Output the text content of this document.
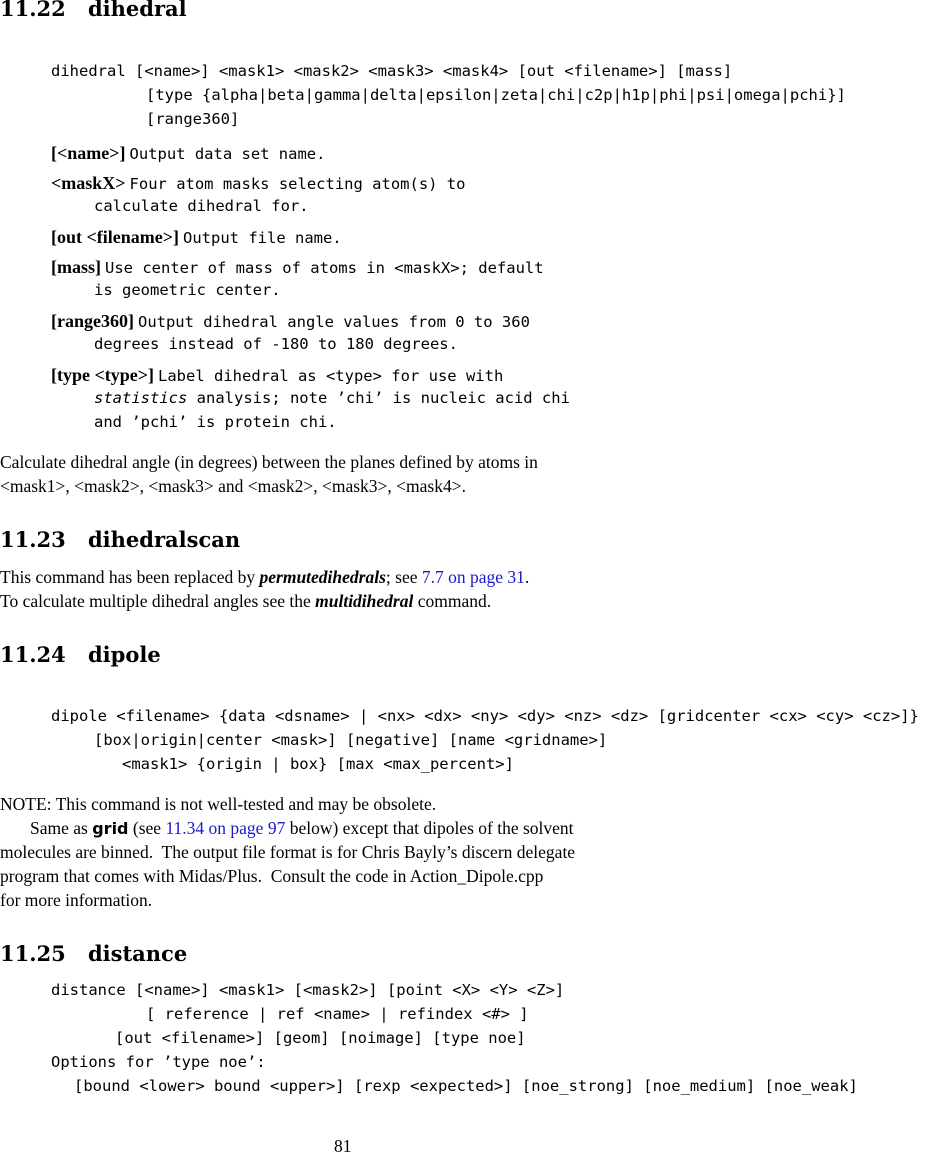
11.22 dihedral
dihedral [<name>] <mask1> <mask2> <mask3> <mask4> [out <filename>] [mass]
[type {alpha|beta|gamma|delta|epsilon|zeta|chi|c2p|h1p|phi|psi|omega|pchi}]
[range360]
[<name>] Output data set name.
<maskX> Four atom masks selecting atom(s) to
calculate dihedral for.
[out <filename>] Output file name.
[mass] Use center of mass of atoms in <maskX>; default
is geometric center.
[range360] Output dihedral angle values from 0 to 360
degrees instead of -180 to 180 degrees.
[type <type>] Label dihedral as <type> for use with
statistics analysis; note ’chi’ is nucleic acid chi
and ’pchi’ is protein chi.
Calculate dihedral angle (in degrees) between the planes defined by atoms in
<mask1>, <mask2>, <mask3> and <mask2>, <mask3>, <mask4>.
11.23 dihedralscan
This command has been replaced by permutedihedrals; see 7.7 on page 31.
To calculate multiple dihedral angles see the multidihedral command.
11.24 dipole
dipole <filename> {data <dsname> | <nx> <dx> <ny> <dy> <nz> <dz> [gridcenter <cx> <cy> <cz>]}
[box|origin|center <mask>] [negative] [name <gridname>]
<mask1> {origin | box} [max <max_percent>]
NOTE: This command is not well-tested and may be obsolete.
Same as grid (see 11.34 on page 97 below) except that dipoles of the solvent
molecules are binned.  The output file format is for Chris Bayly’s discern delegate
program that comes with Midas/Plus.  Consult the code in Action_Dipole.cpp
for more information.
11.25 distance
distance [<name>] <mask1> [<mask2>] [point <X> <Y> <Z>]
[ reference | ref <name> | refindex <#> ]
[out <filename>] [geom] [noimage] [type noe]
Options for ’type noe’:
[bound <lower> bound <upper>] [rexp <expected>] [noe_strong] [noe_medium] [noe_weak]
81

> DIRECTIONS FOR THIS TASK: Your answer must be the full listing, copied exactly, with no pictures in it.

> REPLY TO THE TASK:
Output the text content of this document.
11.22 dihedral
dihedral [<name>] <mask1> <mask2> <mask3> <mask4> [out <filename>] [mass]
[type {alpha|beta|gamma|delta|epsilon|zeta|chi|c2p|h1p|phi|psi|omega|pchi}]
[range360]
[<name>] Output data set name.
<maskX> Four atom masks selecting atom(s) to
calculate dihedral for.
[out <filename>] Output file name.
[mass] Use center of mass of atoms in <maskX>; default
is geometric center.
[range360] Output dihedral angle values from 0 to 360
degrees instead of -180 to 180 degrees.
[type <type>] Label dihedral as <type> for use with
statistics analysis; note ’chi’ is nucleic acid chi
and ’pchi’ is protein chi.
Calculate dihedral angle (in degrees) between the planes defined by atoms in
<mask1>, <mask2>, <mask3> and <mask2>, <mask3>, <mask4>.
11.23 dihedralscan
This command has been replaced by permutedihedrals; see 7.7 on page 31.
To calculate multiple dihedral angles see the multidihedral command.
11.24 dipole
dipole <filename> {data <dsname> | <nx> <dx> <ny> <dy> <nz> <dz> [gridcenter <cx> <cy> <cz>]}
[box|origin|center <mask>] [negative] [name <gridname>]
<mask1> {origin | box} [max <max_percent>]
NOTE: This command is not well-tested and may be obsolete.
Same as grid (see 11.34 on page 97 below) except that dipoles of the solvent
molecules are binned.  The output file format is for Chris Bayly’s discern delegate
program that comes with Midas/Plus.  Consult the code in Action_Dipole.cpp
for more information.
11.25 distance
distance [<name>] <mask1> [<mask2>] [point <X> <Y> <Z>]
[ reference | ref <name> | refindex <#> ]
[out <filename>] [geom] [noimage] [type noe]
Options for ’type noe’:
[bound <lower> bound <upper>] [rexp <expected>] [noe_strong] [noe_medium] [noe_weak]
81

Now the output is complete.